[Material to process]:
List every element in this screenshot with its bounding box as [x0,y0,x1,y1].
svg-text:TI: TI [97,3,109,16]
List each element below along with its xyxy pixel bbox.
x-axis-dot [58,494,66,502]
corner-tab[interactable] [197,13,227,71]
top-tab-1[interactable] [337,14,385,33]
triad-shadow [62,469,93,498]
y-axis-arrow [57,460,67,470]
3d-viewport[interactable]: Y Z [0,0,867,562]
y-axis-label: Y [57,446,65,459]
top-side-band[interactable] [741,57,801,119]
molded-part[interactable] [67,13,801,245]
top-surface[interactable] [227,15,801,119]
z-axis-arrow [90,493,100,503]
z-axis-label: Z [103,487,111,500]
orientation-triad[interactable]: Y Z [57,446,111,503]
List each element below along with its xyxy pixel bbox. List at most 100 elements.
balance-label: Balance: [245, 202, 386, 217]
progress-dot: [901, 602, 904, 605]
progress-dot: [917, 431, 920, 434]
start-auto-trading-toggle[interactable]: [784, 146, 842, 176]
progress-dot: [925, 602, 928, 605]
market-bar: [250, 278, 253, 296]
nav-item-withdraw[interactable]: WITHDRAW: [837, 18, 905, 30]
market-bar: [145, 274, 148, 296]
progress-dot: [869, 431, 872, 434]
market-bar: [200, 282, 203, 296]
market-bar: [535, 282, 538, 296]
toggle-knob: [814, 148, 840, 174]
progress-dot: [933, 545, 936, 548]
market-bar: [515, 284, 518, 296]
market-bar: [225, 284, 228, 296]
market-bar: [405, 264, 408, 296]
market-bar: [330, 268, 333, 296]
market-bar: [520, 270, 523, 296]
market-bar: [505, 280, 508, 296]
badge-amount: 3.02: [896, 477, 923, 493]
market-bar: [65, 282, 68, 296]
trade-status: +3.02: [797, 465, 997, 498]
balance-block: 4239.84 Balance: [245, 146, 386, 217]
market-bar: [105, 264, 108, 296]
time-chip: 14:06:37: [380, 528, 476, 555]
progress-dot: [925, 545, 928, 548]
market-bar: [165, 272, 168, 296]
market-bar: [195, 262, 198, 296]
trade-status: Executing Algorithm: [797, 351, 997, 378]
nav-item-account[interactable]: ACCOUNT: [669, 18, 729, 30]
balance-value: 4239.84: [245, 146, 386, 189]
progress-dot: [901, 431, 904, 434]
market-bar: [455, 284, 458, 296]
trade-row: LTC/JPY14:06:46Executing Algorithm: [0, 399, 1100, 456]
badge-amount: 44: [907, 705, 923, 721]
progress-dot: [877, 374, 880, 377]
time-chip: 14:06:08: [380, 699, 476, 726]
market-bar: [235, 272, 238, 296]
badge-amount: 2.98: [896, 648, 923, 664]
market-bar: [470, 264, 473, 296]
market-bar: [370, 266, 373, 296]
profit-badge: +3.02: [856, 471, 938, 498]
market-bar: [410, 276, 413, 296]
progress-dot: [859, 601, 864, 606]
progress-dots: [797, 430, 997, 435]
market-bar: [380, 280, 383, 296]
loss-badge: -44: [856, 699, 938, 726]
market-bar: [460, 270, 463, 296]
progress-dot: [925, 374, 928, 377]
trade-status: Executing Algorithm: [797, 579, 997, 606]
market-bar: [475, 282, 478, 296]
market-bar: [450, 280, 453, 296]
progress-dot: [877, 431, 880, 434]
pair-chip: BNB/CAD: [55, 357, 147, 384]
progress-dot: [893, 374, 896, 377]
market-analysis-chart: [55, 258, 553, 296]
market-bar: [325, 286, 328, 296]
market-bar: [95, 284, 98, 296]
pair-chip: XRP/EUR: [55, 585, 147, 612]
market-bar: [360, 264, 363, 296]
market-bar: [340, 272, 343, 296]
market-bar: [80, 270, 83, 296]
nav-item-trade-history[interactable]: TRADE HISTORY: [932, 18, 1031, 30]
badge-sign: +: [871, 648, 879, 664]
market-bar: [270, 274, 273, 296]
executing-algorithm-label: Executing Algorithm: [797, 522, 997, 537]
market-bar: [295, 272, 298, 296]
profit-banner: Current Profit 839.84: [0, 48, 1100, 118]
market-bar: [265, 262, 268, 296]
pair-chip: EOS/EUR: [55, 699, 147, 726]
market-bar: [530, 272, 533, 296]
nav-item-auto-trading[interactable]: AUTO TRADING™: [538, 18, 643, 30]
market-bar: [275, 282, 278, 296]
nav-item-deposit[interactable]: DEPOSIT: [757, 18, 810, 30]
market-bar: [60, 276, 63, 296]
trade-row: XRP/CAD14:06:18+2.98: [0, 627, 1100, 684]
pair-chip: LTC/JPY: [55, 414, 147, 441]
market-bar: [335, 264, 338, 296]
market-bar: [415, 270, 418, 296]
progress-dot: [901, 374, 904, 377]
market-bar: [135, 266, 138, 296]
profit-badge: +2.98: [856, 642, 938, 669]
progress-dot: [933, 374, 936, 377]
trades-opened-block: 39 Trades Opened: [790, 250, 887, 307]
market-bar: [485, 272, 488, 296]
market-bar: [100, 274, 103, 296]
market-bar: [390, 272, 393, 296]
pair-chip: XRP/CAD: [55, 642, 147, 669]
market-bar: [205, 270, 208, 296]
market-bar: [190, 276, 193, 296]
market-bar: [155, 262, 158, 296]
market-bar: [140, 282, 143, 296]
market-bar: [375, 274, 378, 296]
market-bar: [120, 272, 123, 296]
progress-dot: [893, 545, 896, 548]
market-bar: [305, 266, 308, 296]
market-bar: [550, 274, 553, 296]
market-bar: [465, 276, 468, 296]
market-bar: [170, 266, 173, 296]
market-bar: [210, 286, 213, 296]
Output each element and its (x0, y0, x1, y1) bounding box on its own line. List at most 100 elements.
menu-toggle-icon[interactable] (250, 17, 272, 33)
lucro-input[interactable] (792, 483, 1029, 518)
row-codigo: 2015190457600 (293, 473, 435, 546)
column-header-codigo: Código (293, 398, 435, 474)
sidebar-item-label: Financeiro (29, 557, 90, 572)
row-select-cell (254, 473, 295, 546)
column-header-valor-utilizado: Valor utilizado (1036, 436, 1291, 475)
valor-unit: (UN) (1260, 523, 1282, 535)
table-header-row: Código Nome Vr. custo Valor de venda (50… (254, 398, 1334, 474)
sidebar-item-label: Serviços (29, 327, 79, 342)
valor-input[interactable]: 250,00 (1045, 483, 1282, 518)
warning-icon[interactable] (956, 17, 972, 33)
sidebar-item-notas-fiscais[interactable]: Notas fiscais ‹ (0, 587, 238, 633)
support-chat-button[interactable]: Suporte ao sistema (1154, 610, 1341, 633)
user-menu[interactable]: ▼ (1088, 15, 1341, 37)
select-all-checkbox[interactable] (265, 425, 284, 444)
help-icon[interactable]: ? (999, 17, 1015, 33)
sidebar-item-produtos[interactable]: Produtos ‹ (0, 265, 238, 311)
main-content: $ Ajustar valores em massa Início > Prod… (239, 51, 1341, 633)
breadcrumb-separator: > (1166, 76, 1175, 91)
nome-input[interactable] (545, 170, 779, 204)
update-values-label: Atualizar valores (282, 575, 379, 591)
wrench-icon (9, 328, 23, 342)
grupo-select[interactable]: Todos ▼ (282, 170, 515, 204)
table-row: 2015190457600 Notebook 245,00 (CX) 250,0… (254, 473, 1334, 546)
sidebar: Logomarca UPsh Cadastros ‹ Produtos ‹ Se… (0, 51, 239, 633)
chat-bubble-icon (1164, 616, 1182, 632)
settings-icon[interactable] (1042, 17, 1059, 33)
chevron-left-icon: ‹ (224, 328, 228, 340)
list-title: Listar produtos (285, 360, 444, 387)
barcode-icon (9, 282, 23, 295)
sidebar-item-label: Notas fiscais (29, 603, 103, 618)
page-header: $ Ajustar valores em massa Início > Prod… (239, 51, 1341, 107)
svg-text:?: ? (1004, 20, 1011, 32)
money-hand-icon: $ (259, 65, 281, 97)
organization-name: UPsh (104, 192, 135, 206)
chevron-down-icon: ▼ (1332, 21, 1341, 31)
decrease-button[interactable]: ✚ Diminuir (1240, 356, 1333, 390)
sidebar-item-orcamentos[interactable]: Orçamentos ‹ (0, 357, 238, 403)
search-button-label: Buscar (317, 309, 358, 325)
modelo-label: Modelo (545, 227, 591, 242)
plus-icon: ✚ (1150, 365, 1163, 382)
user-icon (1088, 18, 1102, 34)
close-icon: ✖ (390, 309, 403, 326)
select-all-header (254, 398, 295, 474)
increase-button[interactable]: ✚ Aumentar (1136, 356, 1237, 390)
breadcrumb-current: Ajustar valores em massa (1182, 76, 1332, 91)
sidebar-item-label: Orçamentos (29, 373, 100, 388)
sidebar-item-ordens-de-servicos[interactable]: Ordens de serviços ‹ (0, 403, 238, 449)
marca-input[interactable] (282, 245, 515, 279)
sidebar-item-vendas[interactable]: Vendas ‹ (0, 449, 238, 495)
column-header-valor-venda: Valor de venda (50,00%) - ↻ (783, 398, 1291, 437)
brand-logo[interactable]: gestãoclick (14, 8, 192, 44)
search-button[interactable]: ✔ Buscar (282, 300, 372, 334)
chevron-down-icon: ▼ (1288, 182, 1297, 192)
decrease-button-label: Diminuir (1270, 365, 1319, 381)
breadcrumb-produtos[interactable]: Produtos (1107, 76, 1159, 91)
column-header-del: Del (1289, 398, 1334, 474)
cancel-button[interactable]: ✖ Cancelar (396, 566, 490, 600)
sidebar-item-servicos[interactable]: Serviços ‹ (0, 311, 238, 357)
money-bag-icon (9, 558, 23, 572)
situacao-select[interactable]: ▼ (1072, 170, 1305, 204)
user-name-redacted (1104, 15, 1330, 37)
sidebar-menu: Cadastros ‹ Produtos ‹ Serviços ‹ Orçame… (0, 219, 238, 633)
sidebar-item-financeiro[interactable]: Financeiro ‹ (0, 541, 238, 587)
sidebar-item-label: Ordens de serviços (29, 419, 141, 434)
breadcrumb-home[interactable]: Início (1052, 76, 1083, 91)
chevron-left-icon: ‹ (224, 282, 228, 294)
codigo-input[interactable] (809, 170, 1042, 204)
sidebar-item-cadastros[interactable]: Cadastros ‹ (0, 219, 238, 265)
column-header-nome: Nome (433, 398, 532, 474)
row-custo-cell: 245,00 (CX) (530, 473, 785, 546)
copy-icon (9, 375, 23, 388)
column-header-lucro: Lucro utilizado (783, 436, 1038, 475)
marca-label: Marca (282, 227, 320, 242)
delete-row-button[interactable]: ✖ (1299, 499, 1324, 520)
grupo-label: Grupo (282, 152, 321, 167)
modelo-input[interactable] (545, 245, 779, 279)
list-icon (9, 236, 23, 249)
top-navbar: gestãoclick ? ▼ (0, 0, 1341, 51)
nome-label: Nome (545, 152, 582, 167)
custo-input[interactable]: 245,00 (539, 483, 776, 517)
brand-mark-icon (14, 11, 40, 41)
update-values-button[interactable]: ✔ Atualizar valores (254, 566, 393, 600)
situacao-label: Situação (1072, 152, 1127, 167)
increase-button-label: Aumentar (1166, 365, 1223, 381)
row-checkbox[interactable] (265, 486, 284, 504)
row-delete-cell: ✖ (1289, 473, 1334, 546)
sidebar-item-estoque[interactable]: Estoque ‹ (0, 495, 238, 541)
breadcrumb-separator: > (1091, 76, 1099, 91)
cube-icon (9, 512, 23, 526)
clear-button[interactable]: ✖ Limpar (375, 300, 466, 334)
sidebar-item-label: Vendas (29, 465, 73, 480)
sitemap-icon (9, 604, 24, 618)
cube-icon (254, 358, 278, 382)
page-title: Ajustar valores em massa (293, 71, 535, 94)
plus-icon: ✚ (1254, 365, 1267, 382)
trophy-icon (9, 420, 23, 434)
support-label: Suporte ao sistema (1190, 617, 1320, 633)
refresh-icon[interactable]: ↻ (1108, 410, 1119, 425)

[Work required]:
Please show each line of the material above that contains the word "Ordens".

[Answer in full]:
sidebar-item-ordens-de-servicos[interactable]: Ordens de serviços ‹ (0, 403, 238, 449)
sidebar-item-label: Ordens de serviços (29, 419, 141, 434)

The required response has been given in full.